All of the lines below are to be printed again exactly; images are excluded from the output.

#### Records for this task ####

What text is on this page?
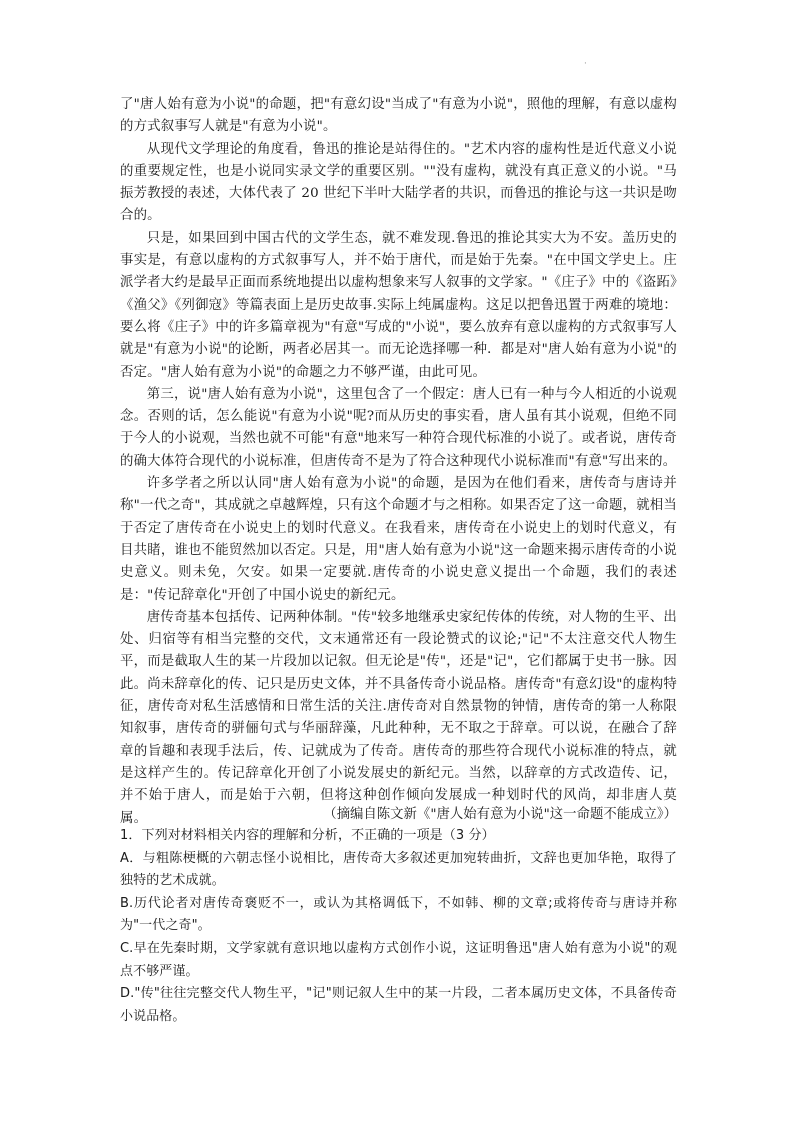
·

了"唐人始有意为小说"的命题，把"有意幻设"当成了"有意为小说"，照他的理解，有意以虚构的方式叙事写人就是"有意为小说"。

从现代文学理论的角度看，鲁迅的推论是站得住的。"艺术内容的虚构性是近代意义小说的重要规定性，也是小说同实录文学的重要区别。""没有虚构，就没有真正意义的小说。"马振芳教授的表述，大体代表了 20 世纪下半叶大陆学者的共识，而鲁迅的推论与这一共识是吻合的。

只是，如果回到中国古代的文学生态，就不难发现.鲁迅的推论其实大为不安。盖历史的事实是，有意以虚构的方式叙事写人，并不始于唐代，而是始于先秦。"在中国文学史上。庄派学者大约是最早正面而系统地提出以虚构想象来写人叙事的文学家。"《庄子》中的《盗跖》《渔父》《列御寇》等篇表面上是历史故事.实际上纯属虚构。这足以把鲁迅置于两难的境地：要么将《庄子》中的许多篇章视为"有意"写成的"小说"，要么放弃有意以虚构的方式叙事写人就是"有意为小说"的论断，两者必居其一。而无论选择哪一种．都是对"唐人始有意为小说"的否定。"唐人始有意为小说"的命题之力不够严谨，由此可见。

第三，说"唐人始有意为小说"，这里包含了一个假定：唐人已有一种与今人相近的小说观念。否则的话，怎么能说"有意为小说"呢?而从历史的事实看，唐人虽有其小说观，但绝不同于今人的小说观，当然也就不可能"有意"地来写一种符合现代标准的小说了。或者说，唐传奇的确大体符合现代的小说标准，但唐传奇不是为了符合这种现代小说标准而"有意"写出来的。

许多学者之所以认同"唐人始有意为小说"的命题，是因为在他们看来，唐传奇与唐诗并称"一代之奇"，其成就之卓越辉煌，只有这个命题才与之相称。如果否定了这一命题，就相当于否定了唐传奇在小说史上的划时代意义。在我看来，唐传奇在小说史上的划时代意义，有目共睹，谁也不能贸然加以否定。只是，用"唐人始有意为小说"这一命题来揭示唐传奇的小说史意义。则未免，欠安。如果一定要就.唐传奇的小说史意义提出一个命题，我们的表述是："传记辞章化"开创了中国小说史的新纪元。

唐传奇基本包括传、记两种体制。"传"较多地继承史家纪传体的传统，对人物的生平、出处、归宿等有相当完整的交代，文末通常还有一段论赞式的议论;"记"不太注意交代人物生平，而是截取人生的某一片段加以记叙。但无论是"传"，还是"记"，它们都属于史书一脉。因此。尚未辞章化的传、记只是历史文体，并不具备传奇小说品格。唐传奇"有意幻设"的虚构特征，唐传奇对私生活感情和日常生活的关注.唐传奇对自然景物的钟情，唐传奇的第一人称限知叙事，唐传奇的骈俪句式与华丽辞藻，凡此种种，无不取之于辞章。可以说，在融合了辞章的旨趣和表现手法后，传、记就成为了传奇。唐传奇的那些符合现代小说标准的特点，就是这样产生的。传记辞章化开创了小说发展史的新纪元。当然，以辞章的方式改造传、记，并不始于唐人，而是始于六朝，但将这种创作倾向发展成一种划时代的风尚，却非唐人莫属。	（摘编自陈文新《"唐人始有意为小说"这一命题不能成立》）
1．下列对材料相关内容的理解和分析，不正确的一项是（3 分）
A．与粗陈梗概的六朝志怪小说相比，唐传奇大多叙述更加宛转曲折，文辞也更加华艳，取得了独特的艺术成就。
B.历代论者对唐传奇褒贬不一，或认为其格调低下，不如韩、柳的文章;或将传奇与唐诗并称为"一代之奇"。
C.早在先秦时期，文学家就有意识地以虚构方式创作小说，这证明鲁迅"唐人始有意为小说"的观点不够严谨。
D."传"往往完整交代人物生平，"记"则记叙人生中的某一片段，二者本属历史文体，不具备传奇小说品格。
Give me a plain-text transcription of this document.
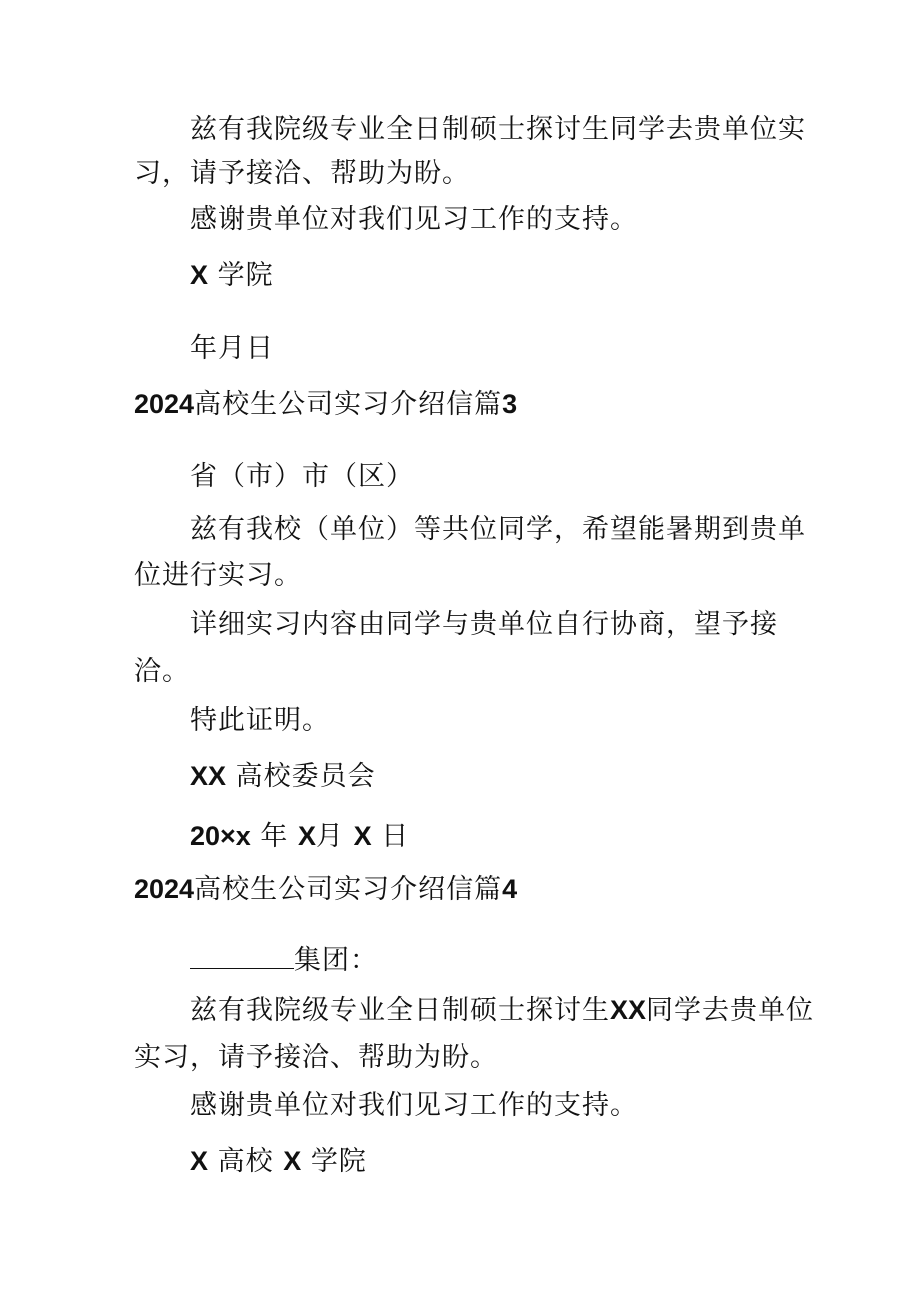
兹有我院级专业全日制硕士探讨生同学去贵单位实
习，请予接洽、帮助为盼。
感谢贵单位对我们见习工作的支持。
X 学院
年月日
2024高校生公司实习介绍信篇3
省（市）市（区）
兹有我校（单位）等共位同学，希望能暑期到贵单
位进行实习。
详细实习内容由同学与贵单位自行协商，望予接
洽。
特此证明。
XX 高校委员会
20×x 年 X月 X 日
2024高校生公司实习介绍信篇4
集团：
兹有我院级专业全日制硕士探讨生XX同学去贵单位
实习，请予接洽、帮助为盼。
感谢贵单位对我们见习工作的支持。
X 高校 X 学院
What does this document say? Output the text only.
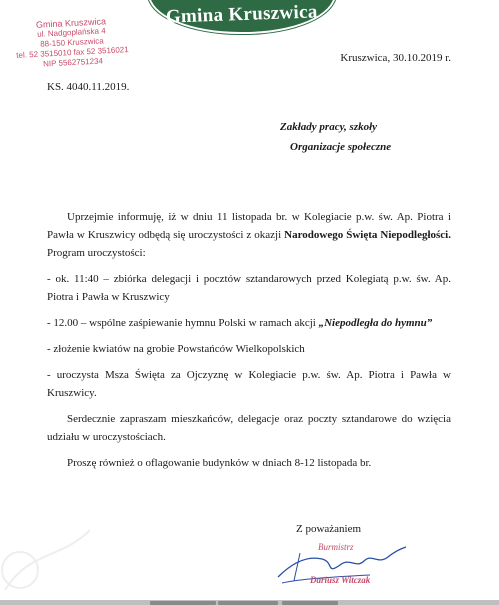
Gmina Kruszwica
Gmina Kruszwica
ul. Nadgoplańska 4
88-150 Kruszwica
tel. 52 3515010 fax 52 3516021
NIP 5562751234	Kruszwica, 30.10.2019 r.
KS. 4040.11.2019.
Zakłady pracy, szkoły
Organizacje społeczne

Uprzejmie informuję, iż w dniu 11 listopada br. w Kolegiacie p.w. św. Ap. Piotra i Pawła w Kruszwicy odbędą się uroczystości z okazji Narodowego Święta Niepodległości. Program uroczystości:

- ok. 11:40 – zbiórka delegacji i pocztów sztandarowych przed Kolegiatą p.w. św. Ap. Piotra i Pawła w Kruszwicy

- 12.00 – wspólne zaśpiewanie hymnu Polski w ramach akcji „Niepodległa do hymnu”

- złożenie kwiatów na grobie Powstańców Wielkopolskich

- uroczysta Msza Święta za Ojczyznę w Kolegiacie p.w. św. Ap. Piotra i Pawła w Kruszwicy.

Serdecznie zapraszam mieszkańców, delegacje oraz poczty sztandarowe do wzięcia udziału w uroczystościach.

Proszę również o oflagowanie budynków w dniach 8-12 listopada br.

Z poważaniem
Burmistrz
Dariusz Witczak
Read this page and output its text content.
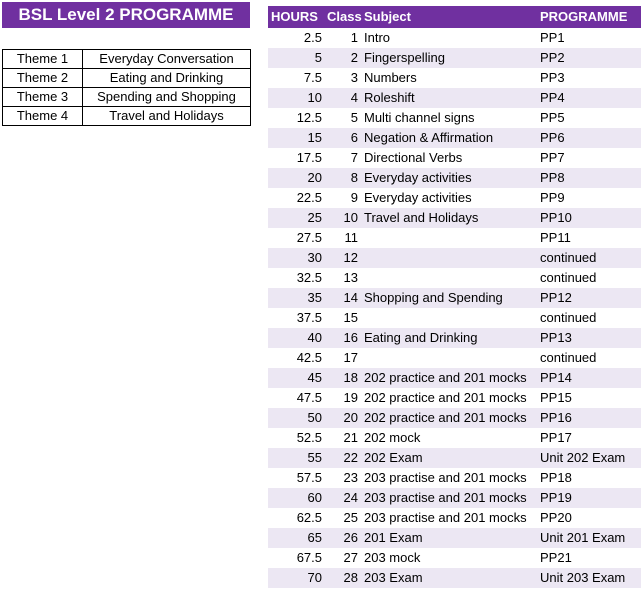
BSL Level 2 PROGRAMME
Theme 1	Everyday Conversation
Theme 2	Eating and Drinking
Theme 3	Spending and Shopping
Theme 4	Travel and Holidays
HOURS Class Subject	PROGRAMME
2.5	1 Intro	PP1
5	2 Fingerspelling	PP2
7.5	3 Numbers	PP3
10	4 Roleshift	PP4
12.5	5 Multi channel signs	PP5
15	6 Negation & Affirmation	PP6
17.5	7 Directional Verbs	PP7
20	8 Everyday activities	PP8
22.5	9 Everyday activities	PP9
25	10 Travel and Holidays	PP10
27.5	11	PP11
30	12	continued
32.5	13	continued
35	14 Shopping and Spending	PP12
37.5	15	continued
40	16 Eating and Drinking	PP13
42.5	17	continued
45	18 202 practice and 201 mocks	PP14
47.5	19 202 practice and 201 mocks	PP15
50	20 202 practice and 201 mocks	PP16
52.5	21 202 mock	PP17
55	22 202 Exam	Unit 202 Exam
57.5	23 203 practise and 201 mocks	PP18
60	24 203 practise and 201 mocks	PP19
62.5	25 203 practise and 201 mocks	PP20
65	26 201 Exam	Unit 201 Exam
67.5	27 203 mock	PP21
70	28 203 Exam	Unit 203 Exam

####

# Answer for the task
What text is on this page?
·

了"唐人始有意为小说"的命题，把"有意幻设"当成了"有意为小说"，照他的理解，有意以虚构的方式叙事写人就是"有意为小说"。

从现代文学理论的角度看，鲁迅的推论是站得住的。"艺术内容的虚构性是近代意义小说的重要规定性，也是小说同实录文学的重要区别。""没有虚构，就没有真正意义的小说。"马振芳教授的表述，大体代表了 20 世纪下半叶大陆学者的共识，而鲁迅的推论与这一共识是吻合的。

只是，如果回到中国古代的文学生态，就不难发现.鲁迅的推论其实大为不安。盖历史的事实是，有意以虚构的方式叙事写人，并不始于唐代，而是始于先秦。"在中国文学史上。庄派学者大约是最早正面而系统地提出以虚构想象来写人叙事的文学家。"《庄子》中的《盗跖》《渔父》《列御寇》等篇表面上是历史故事.实际上纯属虚构。这足以把鲁迅置于两难的境地：要么将《庄子》中的许多篇章视为"有意"写成的"小说"，要么放弃有意以虚构的方式叙事写人就是"有意为小说"的论断，两者必居其一。而无论选择哪一种．都是对"唐人始有意为小说"的否定。"唐人始有意为小说"的命题之力不够严谨，由此可见。

第三，说"唐人始有意为小说"，这里包含了一个假定：唐人已有一种与今人相近的小说观念。否则的话，怎么能说"有意为小说"呢?而从历史的事实看，唐人虽有其小说观，但绝不同于今人的小说观，当然也就不可能"有意"地来写一种符合现代标准的小说了。或者说，唐传奇的确大体符合现代的小说标准，但唐传奇不是为了符合这种现代小说标准而"有意"写出来的。

许多学者之所以认同"唐人始有意为小说"的命题，是因为在他们看来，唐传奇与唐诗并称"一代之奇"，其成就之卓越辉煌，只有这个命题才与之相称。如果否定了这一命题，就相当于否定了唐传奇在小说史上的划时代意义。在我看来，唐传奇在小说史上的划时代意义，有目共睹，谁也不能贸然加以否定。只是，用"唐人始有意为小说"这一命题来揭示唐传奇的小说史意义。则未免，欠安。如果一定要就.唐传奇的小说史意义提出一个命题，我们的表述是："传记辞章化"开创了中国小说史的新纪元。

唐传奇基本包括传、记两种体制。"传"较多地继承史家纪传体的传统，对人物的生平、出处、归宿等有相当完整的交代，文末通常还有一段论赞式的议论;"记"不太注意交代人物生平，而是截取人生的某一片段加以记叙。但无论是"传"，还是"记"，它们都属于史书一脉。因此。尚未辞章化的传、记只是历史文体，并不具备传奇小说品格。唐传奇"有意幻设"的虚构特征，唐传奇对私生活感情和日常生活的关注.唐传奇对自然景物的钟情，唐传奇的第一人称限知叙事，唐传奇的骈俪句式与华丽辞藻，凡此种种，无不取之于辞章。可以说，在融合了辞章的旨趣和表现手法后，传、记就成为了传奇。唐传奇的那些符合现代小说标准的特点，就是这样产生的。传记辞章化开创了小说发展史的新纪元。当然，以辞章的方式改造传、记，并不始于唐人，而是始于六朝，但将这种创作倾向发展成一种划时代的风尚，却非唐人莫属。	（摘编自陈文新《"唐人始有意为小说"这一命题不能成立》）
1．下列对材料相关内容的理解和分析，不正确的一项是（3 分）
A．与粗陈梗概的六朝志怪小说相比，唐传奇大多叙述更加宛转曲折，文辞也更加华艳，取得了独特的艺术成就。
B.历代论者对唐传奇褒贬不一，或认为其格调低下，不如韩、柳的文章;或将传奇与唐诗并称为"一代之奇"。
C.早在先秦时期，文学家就有意识地以虚构方式创作小说，这证明鲁迅"唐人始有意为小说"的观点不够严谨。
D."传"往往完整交代人物生平，"记"则记叙人生中的某一片段，二者本属历史文体，不具备传奇小说品格。
Give me a plain-text transcription of this document.
兹有我院级专业全日制硕士探讨生同学去贵单位实
习，请予接洽、帮助为盼。
感谢贵单位对我们见习工作的支持。
X 学院
年月日
2024高校生公司实习介绍信篇3
省（市）市（区）
兹有我校（单位）等共位同学，希望能暑期到贵单
位进行实习。
详细实习内容由同学与贵单位自行协商，望予接
洽。
特此证明。
XX 高校委员会
20×x 年 X月 X 日
2024高校生公司实习介绍信篇4
集团：
兹有我院级专业全日制硕士探讨生XX同学去贵单位
实习，请予接洽、帮助为盼。
感谢贵单位对我们见习工作的支持。
X 高校 X 学院
What does this document say? Output the text only.
Gmina Kruszwica
Gmina Kruszwica
ul. Nadgoplańska 4
88-150 Kruszwica
tel. 52 3515010 fax 52 3516021
NIP 5562751234	Kruszwica, 30.10.2019 r.
KS. 4040.11.2019.
Zakłady pracy, szkoły
Organizacje społeczne

Uprzejmie informuję, iż w dniu 11 listopada br. w Kolegiacie p.w. św. Ap. Piotra i Pawła w Kruszwicy odbędą się uroczystości z okazji Narodowego Święta Niepodległości. Program uroczystości:

- ok. 11:40 – zbiórka delegacji i pocztów sztandarowych przed Kolegiatą p.w. św. Ap. Piotra i Pawła w Kruszwicy

- 12.00 – wspólne zaśpiewanie hymnu Polski w ramach akcji „Niepodległa do hymnu”

- złożenie kwiatów na grobie Powstańców Wielkopolskich

- uroczysta Msza Święta za Ojczyznę w Kolegiacie p.w. św. Ap. Piotra i Pawła w Kruszwicy.

Serdecznie zapraszam mieszkańców, delegacje oraz poczty sztandarowe do wzięcia udziału w uroczystościach.

Proszę również o oflagowanie budynków w dniach 8-12 listopada br.

Z poważaniem
Burmistrz
Dariusz Witczak
Read this page and output its text content.
BSL Level 2 PROGRAMME
Theme 1	Everyday Conversation
Theme 2	Eating and Drinking
Theme 3	Spending and Shopping
Theme 4	Travel and Holidays
HOURS Class Subject	PROGRAMME
2.5	1 Intro	PP1
5	2 Fingerspelling	PP2
7.5	3 Numbers	PP3
10	4 Roleshift	PP4
12.5	5 Multi channel signs	PP5
15	6 Negation & Affirmation	PP6
17.5	7 Directional Verbs	PP7
20	8 Everyday activities	PP8
22.5	9 Everyday activities	PP9
25	10 Travel and Holidays	PP10
27.5	11	PP11
30	12	continued
32.5	13	continued
35	14 Shopping and Spending	PP12
37.5	15	continued
40	16 Eating and Drinking	PP13
42.5	17	continued
45	18 202 practice and 201 mocks	PP14
47.5	19 202 practice and 201 mocks	PP15
50	20 202 practice and 201 mocks	PP16
52.5	21 202 mock	PP17
55	22 202 Exam	Unit 202 Exam
57.5	23 203 practise and 201 mocks	PP18
60	24 203 practise and 201 mocks	PP19
62.5	25 203 practise and 201 mocks	PP20
65	26 201 Exam	Unit 201 Exam
67.5	27 203 mock	PP21
70	28 203 Exam	Unit 203 Exam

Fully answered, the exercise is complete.